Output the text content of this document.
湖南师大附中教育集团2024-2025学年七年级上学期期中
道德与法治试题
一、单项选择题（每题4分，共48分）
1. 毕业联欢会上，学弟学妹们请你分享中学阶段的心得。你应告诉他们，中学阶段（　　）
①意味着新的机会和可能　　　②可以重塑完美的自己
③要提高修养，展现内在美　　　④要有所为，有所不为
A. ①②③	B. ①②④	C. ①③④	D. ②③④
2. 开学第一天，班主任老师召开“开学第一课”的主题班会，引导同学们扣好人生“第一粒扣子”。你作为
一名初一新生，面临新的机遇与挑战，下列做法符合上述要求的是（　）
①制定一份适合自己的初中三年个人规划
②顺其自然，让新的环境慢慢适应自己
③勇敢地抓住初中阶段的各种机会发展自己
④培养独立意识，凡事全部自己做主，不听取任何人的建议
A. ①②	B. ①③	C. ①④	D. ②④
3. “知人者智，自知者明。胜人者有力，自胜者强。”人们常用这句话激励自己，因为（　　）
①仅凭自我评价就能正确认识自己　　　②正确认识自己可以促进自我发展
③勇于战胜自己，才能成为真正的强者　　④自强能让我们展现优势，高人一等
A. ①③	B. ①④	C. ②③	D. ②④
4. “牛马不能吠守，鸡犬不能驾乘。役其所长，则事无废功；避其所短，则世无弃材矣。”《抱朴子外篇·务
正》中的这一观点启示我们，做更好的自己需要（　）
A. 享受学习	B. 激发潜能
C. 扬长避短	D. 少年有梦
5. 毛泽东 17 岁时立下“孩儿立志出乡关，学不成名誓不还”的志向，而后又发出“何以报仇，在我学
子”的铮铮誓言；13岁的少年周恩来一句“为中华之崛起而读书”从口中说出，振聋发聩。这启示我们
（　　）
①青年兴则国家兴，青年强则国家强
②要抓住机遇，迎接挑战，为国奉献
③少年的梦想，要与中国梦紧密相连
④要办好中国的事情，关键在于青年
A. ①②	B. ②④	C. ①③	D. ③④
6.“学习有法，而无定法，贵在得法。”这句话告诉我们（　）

--*--

> **Do this**:
All of the lines above need to be given again exactly.

> **Worked answer**:
Output the text content of this document.
湖南师大附中教育集团2024-2025学年七年级上学期期中
道德与法治试题
一、单项选择题（每题4分，共48分）
1. 毕业联欢会上，学弟学妹们请你分享中学阶段的心得。你应告诉他们，中学阶段（　　）
①意味着新的机会和可能　　　②可以重塑完美的自己
③要提高修养，展现内在美　　　④要有所为，有所不为
A. ①②③	B. ①②④	C. ①③④	D. ②③④
2. 开学第一天，班主任老师召开“开学第一课”的主题班会，引导同学们扣好人生“第一粒扣子”。你作为
一名初一新生，面临新的机遇与挑战，下列做法符合上述要求的是（　）
①制定一份适合自己的初中三年个人规划
②顺其自然，让新的环境慢慢适应自己
③勇敢地抓住初中阶段的各种机会发展自己
④培养独立意识，凡事全部自己做主，不听取任何人的建议
A. ①②	B. ①③	C. ①④	D. ②④
3. “知人者智，自知者明。胜人者有力，自胜者强。”人们常用这句话激励自己，因为（　　）
①仅凭自我评价就能正确认识自己　　　②正确认识自己可以促进自我发展
③勇于战胜自己，才能成为真正的强者　　④自强能让我们展现优势，高人一等
A. ①③	B. ①④	C. ②③	D. ②④
4. “牛马不能吠守，鸡犬不能驾乘。役其所长，则事无废功；避其所短，则世无弃材矣。”《抱朴子外篇·务
正》中的这一观点启示我们，做更好的自己需要（　）
A. 享受学习	B. 激发潜能
C. 扬长避短	D. 少年有梦
5. 毛泽东 17 岁时立下“孩儿立志出乡关，学不成名誓不还”的志向，而后又发出“何以报仇，在我学
子”的铮铮誓言；13岁的少年周恩来一句“为中华之崛起而读书”从口中说出，振聋发聩。这启示我们
（　　）
①青年兴则国家兴，青年强则国家强
②要抓住机遇，迎接挑战，为国奉献
③少年的梦想，要与中国梦紧密相连
④要办好中国的事情，关键在于青年
A. ①②	B. ②④	C. ①③	D. ③④
6.“学习有法，而无定法，贵在得法。”这句话告诉我们（　）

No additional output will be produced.